Passage provided ::
• • • • •
Former military personnel must report to the assembly points on August 10, that is, the day after voting in the presidential election. The conscripts are planned to be sent to a 25-day training camp.

Also, the Belarus military is deploying additional troops to the border with Russia over invasion concerns.

Official Minsk fears that Russia may take advantage of the instability in the country and carry out the Ukrainian scenario to occupy part of the territories ahead of August’s presidential election.

U.S. news agency, CNBC, quoting Janusz Bugajksi of the Center for European Policy Analysis, reported that Putin could use “the pretext of growing unrest in Belarus and the disputed presidential elections” as a chance to act as national liberator with the “looming prospect” of the absorption of Belarus into Russia.
• • • • •
Data ::
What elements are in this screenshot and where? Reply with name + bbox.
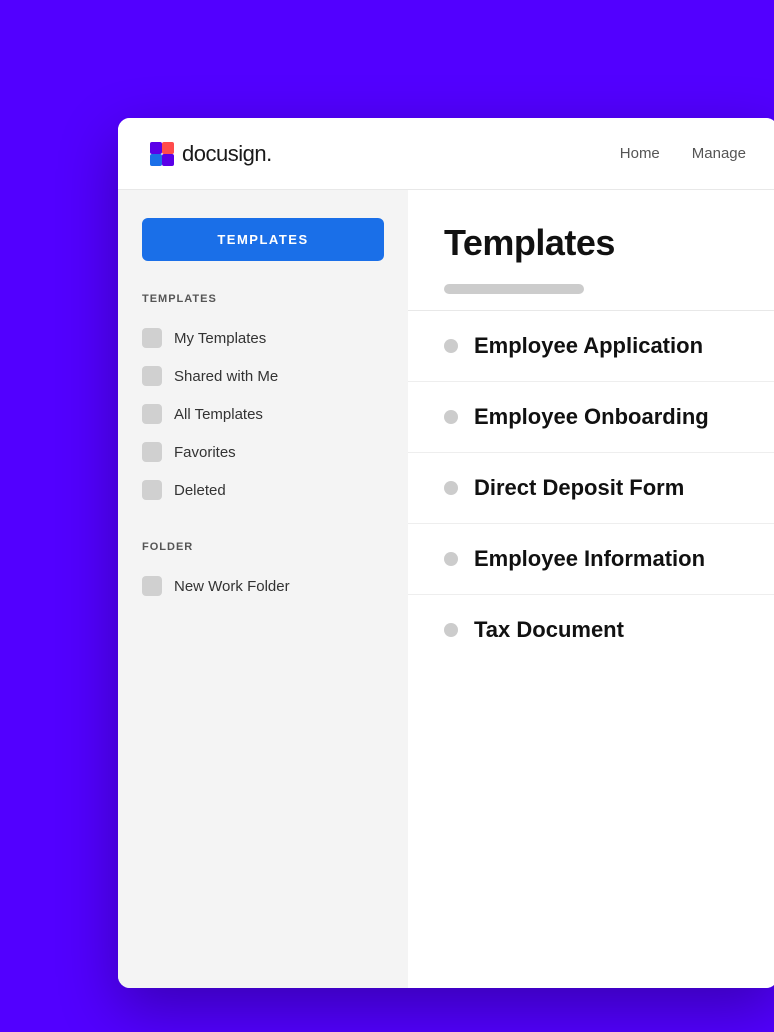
• • • • •
Tasks ::
a. According to the passage on Belarus's military preparations, why is the Belarus military sending additional troops to its border with Russia?
b. Answer these questions from the passage on Belarus's military preparations.
(i) On what date must former military personnel report to the assembly points?
(ii) How long is the training camp the conscripts are to be sent to?
(iii) With which organization is the analyst quoted by CNBC affiliated?
c. Decide whether each statement agrees with the passage on Belarus's military preparations.
(i) Former military personnel are to report the day after the presidential vote.
(ii) The conscripts are to attend a 30-day training camp.
(iii) CNBC is described as a U.S. news agency.

Results of the exercise ::
a. The troops are being deployed over invasion concerns. Official Minsk fears that Russia may take advantage of the instability in the country and carry out the Ukrainian scenario to occupy part of its territories ahead of August's presidential election.

b.
(i) August 10
(ii) 25 days
(iii) The Center for European Policy Analysis

c.
(i) Yes: "on August 10, that is, the day after voting in the presidential election"
(ii) No: "a 25-day training camp"
(iii) Yes: "U.S. news agency, CNBC"